** Exercise instructions **
Gather all lines with the word "JSON" in them.

(Source data)
/---
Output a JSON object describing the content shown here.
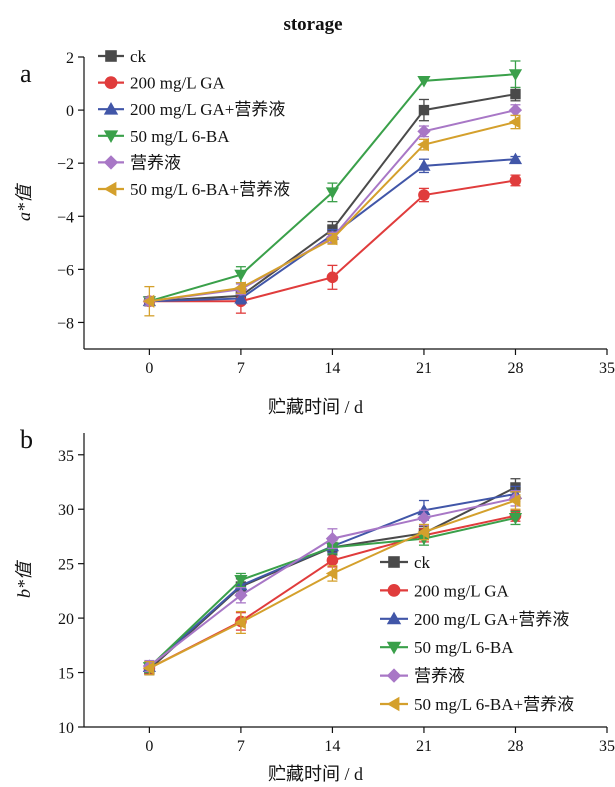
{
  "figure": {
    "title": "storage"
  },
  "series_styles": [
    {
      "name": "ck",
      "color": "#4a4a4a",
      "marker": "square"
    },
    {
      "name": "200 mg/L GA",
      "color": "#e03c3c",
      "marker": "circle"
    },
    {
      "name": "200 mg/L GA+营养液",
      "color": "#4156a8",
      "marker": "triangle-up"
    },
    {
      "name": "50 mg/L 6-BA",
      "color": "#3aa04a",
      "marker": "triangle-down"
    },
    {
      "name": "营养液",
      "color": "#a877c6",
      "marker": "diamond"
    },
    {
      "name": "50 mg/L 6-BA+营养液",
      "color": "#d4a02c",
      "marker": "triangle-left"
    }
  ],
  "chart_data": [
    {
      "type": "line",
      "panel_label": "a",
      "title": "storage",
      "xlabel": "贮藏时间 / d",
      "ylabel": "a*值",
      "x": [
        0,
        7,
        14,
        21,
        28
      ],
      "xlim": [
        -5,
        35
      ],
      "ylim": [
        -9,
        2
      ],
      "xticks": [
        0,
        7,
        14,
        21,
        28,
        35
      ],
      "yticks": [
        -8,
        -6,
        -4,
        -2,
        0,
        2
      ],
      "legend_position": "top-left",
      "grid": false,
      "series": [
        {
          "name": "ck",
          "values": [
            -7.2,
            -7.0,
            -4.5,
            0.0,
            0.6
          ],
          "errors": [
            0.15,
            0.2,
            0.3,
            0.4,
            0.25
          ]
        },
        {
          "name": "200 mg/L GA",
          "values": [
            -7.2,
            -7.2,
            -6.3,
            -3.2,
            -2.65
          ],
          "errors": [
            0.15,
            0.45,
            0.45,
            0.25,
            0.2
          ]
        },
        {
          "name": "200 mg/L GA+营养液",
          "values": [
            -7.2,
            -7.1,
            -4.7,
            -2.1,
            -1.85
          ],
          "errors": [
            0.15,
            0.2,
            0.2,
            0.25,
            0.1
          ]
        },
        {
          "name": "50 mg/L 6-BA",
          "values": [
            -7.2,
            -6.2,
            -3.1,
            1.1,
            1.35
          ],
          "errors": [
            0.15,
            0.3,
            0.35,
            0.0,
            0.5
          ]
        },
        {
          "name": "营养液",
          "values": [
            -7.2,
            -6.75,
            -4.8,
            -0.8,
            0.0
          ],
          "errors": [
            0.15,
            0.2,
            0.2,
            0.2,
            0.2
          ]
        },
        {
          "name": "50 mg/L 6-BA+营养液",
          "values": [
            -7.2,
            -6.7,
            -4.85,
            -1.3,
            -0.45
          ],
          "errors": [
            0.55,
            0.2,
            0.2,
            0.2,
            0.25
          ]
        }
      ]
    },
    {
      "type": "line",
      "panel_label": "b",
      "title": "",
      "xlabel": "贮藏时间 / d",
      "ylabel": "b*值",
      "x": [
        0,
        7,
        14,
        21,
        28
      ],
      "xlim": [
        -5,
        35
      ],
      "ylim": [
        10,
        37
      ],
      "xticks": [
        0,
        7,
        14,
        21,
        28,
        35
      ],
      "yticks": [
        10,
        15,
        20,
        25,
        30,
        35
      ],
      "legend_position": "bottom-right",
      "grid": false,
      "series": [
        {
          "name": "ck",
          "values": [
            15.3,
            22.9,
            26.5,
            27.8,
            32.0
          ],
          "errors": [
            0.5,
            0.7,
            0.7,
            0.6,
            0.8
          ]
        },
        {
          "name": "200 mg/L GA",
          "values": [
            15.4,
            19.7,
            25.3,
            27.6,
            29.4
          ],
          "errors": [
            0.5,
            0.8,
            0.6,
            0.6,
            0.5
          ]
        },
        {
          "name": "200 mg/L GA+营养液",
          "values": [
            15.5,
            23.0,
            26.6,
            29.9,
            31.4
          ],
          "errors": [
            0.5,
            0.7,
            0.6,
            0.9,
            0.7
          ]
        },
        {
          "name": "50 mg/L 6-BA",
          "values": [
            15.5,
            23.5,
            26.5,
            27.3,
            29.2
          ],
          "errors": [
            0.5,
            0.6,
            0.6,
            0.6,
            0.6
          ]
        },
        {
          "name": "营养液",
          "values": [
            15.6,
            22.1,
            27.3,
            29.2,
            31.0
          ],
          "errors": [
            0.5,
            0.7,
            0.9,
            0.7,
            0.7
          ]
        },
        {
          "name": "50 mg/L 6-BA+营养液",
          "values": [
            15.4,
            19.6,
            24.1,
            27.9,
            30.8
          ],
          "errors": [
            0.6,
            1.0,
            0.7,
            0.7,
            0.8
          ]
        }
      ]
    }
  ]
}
\---
/---
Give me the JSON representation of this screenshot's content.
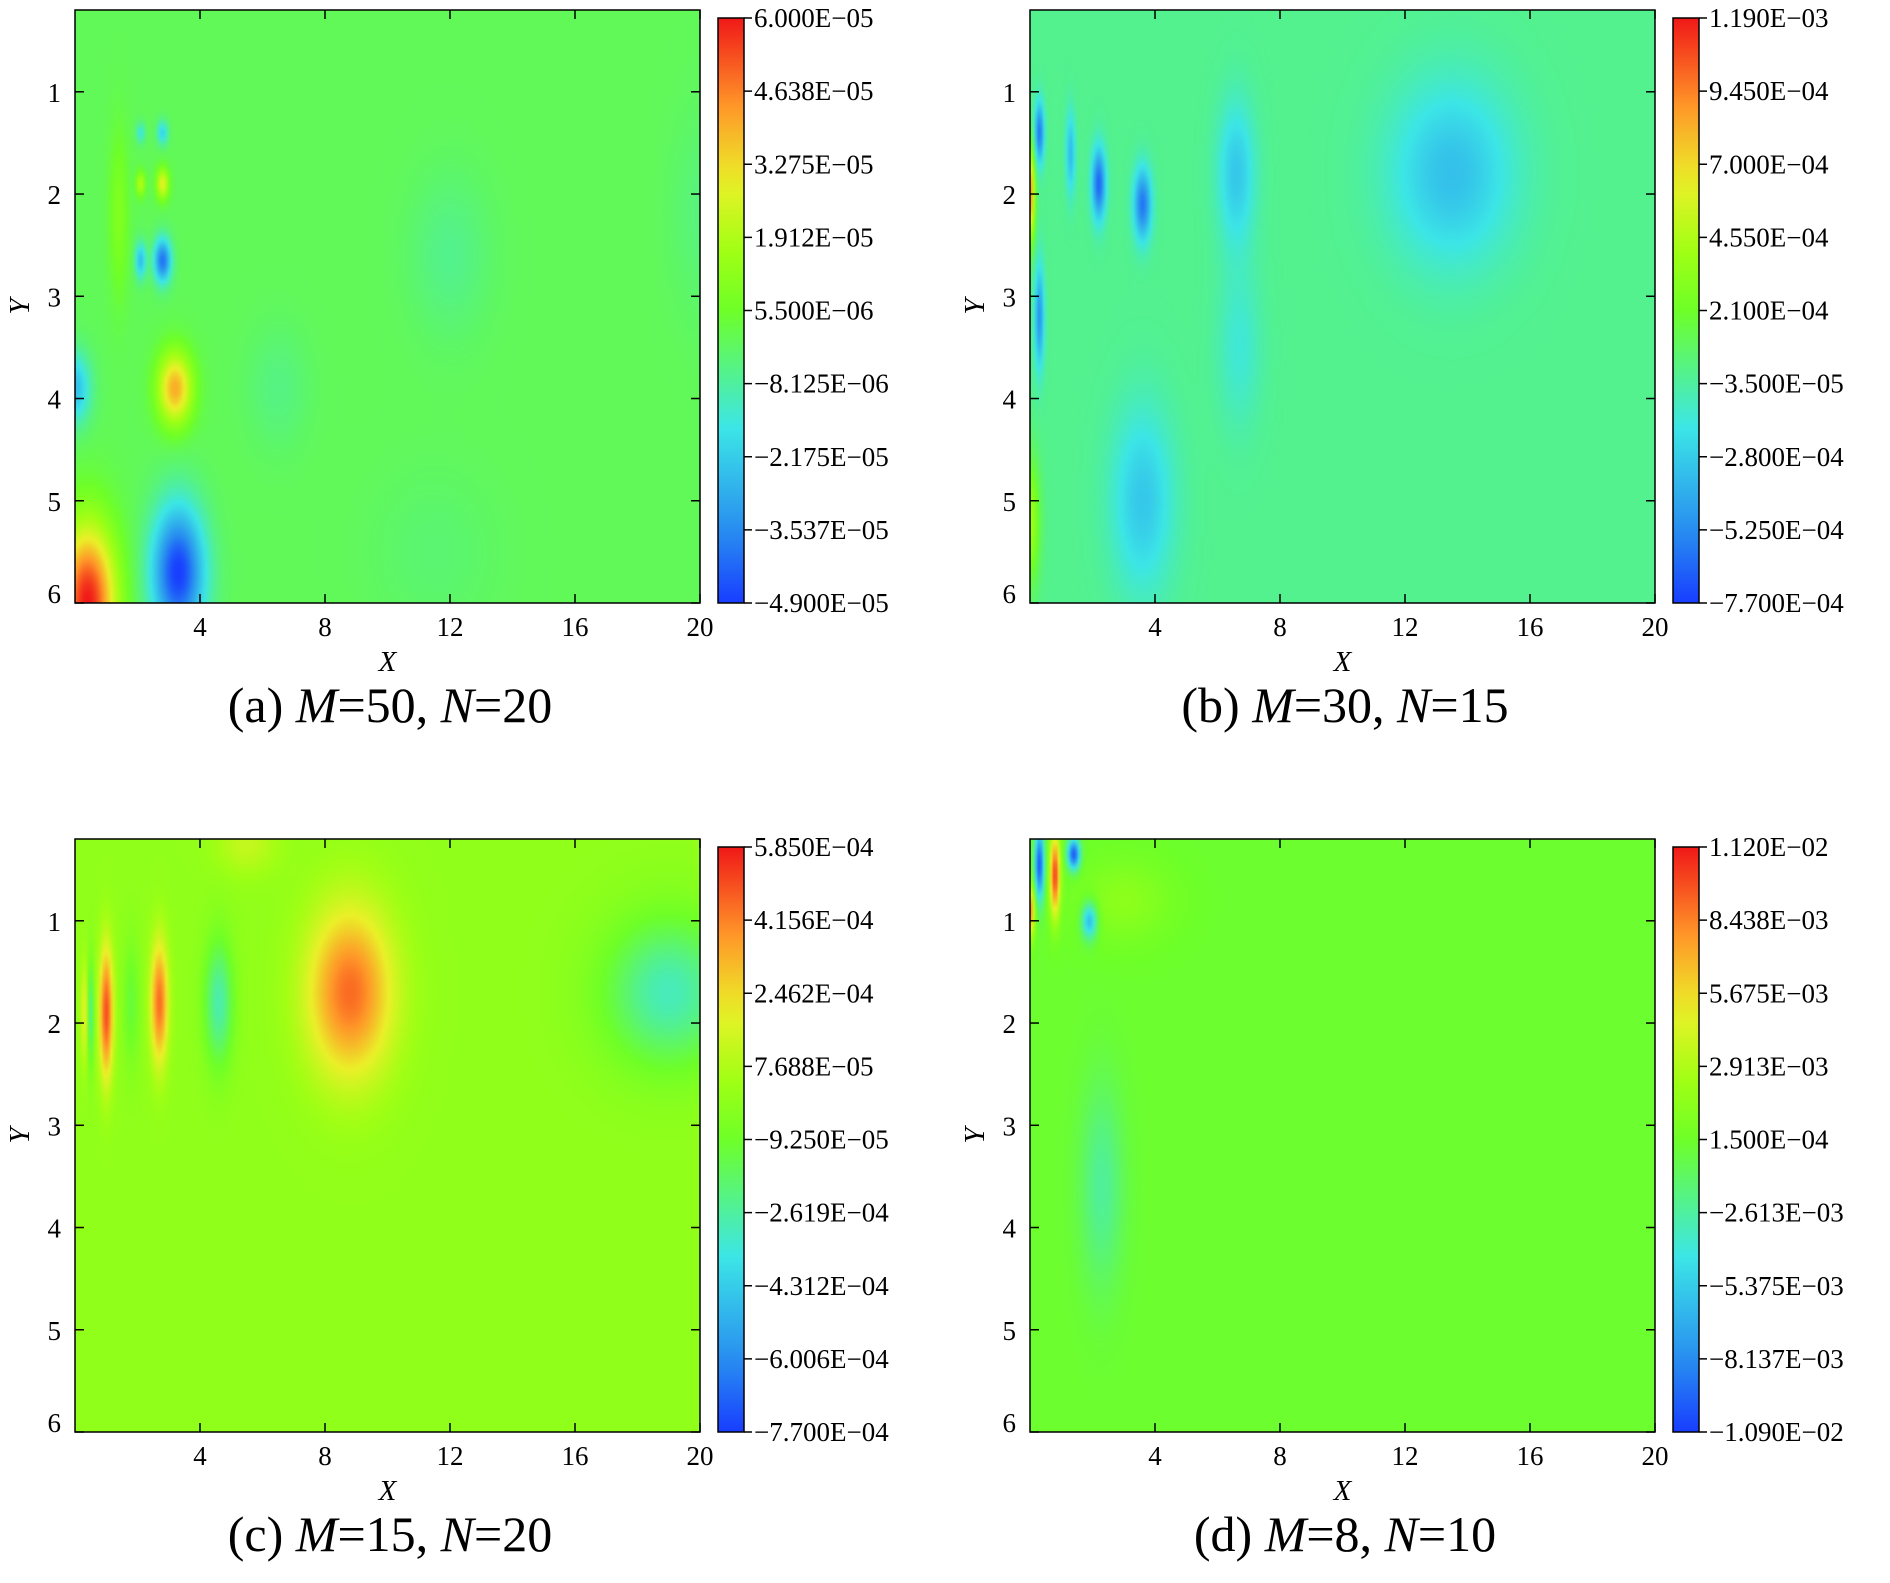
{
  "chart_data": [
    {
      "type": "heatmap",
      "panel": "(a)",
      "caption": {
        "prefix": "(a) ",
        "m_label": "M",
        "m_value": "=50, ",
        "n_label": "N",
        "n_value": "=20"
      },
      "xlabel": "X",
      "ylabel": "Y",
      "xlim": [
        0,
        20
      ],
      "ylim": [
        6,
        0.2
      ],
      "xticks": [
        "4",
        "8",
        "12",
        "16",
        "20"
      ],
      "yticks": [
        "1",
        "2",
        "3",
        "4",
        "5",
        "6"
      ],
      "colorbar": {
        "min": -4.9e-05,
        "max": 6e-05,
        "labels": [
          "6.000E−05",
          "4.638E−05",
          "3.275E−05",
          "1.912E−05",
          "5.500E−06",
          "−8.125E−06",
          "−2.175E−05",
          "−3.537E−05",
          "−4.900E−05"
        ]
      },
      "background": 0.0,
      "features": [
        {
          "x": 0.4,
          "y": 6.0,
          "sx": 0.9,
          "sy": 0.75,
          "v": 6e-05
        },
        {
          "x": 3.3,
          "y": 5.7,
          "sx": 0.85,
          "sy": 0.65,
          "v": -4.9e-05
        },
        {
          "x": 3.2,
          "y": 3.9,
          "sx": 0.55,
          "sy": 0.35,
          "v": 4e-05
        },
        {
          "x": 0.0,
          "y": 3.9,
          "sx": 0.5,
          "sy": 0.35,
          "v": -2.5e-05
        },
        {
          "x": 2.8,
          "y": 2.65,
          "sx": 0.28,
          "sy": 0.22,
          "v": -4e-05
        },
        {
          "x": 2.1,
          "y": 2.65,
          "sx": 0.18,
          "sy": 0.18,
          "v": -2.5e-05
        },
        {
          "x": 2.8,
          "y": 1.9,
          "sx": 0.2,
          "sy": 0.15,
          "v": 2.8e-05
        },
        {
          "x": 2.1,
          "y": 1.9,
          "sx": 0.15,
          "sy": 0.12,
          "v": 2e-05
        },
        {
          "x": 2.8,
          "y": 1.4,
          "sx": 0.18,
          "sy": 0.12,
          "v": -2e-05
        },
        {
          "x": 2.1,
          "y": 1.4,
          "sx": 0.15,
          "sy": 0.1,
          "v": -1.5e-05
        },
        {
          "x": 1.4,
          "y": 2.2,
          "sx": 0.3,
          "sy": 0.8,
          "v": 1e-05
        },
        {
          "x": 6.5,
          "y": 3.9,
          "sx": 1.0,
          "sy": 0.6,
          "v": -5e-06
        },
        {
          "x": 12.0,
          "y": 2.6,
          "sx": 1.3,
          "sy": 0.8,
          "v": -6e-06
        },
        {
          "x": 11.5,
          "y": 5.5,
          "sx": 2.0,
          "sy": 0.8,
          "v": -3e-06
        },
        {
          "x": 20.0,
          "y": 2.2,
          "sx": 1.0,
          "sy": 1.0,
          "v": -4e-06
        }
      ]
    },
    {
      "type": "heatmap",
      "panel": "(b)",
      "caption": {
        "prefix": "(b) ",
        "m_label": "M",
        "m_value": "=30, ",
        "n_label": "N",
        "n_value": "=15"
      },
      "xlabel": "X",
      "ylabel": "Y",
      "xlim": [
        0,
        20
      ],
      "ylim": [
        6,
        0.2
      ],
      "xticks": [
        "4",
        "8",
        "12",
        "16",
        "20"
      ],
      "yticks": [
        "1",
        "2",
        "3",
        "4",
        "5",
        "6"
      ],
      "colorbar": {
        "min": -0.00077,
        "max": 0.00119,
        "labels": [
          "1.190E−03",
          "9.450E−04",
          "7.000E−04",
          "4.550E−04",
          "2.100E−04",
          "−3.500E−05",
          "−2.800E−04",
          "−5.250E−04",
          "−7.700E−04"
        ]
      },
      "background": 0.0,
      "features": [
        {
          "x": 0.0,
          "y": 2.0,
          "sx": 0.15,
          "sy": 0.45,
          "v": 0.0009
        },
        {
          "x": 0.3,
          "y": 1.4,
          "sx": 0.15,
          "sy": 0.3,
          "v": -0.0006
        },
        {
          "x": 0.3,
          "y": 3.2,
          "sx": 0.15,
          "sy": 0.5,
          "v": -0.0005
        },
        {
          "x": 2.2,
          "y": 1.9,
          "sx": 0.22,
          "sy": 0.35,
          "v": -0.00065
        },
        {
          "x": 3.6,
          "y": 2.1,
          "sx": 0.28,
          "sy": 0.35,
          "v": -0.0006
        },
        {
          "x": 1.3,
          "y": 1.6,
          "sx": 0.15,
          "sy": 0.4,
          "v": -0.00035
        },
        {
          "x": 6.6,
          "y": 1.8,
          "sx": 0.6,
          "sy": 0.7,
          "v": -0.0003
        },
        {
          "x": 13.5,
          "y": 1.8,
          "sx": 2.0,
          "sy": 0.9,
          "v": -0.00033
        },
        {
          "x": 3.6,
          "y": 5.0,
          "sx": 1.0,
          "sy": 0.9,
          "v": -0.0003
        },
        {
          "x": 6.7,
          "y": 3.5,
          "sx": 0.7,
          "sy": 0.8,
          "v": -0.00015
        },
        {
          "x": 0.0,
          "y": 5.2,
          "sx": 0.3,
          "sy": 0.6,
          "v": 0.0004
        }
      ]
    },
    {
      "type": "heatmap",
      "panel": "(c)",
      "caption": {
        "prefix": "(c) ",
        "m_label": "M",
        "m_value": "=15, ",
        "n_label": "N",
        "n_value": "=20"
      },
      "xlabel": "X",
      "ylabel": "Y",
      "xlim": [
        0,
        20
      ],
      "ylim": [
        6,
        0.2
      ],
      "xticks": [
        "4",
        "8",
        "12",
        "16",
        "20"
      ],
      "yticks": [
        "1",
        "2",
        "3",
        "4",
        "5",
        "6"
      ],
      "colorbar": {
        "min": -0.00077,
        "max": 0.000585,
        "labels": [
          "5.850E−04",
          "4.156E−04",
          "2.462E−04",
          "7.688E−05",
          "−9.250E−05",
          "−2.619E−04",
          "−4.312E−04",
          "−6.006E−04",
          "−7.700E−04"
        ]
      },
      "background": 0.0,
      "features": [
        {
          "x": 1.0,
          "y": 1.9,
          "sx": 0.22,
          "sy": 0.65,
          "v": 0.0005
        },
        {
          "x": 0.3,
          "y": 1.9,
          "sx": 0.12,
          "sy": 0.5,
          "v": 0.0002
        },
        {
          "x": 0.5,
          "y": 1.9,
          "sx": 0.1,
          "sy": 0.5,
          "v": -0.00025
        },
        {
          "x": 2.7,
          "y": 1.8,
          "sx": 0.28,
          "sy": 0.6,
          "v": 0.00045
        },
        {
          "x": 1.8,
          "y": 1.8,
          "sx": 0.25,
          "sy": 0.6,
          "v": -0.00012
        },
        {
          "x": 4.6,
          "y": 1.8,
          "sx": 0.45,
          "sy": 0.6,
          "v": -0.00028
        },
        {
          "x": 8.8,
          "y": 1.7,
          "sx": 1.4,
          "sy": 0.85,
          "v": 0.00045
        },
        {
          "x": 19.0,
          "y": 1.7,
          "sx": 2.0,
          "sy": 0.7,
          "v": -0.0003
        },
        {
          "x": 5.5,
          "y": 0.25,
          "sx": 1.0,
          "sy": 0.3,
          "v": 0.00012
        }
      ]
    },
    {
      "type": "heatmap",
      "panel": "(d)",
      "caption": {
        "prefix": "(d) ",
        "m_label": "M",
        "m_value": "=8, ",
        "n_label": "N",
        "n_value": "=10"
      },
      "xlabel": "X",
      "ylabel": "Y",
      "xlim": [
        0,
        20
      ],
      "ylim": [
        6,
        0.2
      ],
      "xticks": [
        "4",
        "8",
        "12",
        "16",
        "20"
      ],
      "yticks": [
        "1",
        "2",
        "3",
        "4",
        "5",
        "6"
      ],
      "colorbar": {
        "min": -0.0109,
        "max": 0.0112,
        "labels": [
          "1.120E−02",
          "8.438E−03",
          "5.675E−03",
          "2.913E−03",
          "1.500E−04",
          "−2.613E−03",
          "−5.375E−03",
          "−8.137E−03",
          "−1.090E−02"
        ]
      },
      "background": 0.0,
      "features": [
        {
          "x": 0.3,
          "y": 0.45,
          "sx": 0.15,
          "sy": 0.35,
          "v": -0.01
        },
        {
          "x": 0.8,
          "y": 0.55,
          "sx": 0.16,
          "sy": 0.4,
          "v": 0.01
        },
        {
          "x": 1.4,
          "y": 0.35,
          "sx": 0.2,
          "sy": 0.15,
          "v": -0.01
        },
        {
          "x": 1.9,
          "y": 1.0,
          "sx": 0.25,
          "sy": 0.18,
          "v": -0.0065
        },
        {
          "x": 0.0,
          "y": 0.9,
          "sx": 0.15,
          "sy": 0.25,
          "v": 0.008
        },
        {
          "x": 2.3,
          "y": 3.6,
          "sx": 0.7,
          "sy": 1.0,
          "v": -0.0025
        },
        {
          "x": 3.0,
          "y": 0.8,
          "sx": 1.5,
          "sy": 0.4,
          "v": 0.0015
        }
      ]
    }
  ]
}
\---
** Exercise output **
Output a JSON object describing the content shown here.
Give me the JSON representation of this screenshot's content.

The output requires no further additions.